◆ **Entries shown**:
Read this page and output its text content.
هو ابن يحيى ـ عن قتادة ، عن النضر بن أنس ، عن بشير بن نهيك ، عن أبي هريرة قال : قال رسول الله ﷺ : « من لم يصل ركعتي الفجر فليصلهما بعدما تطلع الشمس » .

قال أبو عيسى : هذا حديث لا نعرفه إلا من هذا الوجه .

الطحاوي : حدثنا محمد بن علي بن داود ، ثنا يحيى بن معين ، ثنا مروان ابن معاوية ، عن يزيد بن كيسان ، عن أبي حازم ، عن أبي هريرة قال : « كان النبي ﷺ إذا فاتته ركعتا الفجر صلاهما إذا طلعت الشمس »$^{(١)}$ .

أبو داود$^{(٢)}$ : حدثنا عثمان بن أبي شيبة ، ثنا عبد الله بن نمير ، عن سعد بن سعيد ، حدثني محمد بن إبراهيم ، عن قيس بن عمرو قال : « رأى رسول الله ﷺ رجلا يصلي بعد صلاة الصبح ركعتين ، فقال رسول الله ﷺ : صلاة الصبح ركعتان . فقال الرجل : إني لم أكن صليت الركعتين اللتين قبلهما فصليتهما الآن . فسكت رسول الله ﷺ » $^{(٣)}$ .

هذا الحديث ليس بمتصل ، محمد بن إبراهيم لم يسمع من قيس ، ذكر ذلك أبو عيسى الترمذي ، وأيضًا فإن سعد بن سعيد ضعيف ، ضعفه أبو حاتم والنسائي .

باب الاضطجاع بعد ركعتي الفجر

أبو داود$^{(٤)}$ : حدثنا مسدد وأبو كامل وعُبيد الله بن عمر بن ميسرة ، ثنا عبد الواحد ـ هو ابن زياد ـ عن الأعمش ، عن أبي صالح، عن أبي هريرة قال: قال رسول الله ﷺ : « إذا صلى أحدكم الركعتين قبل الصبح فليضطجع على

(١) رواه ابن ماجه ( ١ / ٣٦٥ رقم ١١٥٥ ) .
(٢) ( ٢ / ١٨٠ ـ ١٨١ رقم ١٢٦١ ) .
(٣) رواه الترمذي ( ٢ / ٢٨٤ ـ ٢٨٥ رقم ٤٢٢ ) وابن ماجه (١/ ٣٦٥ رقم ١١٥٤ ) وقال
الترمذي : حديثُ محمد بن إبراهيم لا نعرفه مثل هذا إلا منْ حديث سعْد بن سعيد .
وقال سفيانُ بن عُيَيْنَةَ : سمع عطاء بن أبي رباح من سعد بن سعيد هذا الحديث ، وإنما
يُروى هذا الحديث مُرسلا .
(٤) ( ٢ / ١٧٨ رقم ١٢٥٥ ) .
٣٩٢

◆ **Work instructions**: Check each line of the records above for "الشمس", and copy those that have it.

◆ **Exercise result**:
هو ابن يحيى ـ عن قتادة ، عن النضر بن أنس ، عن بشير بن نهيك ، عن أبي هريرة قال : قال رسول الله ﷺ : « من لم يصل ركعتي الفجر فليصلهما بعدما تطلع الشمس » .
الطحاوي : حدثنا محمد بن علي بن داود ، ثنا يحيى بن معين ، ثنا مروان ابن معاوية ، عن يزيد بن كيسان ، عن أبي حازم ، عن أبي هريرة قال : « كان النبي ﷺ إذا فاتته ركعتا الفجر صلاهما إذا طلعت الشمس »$^{(١)}$ .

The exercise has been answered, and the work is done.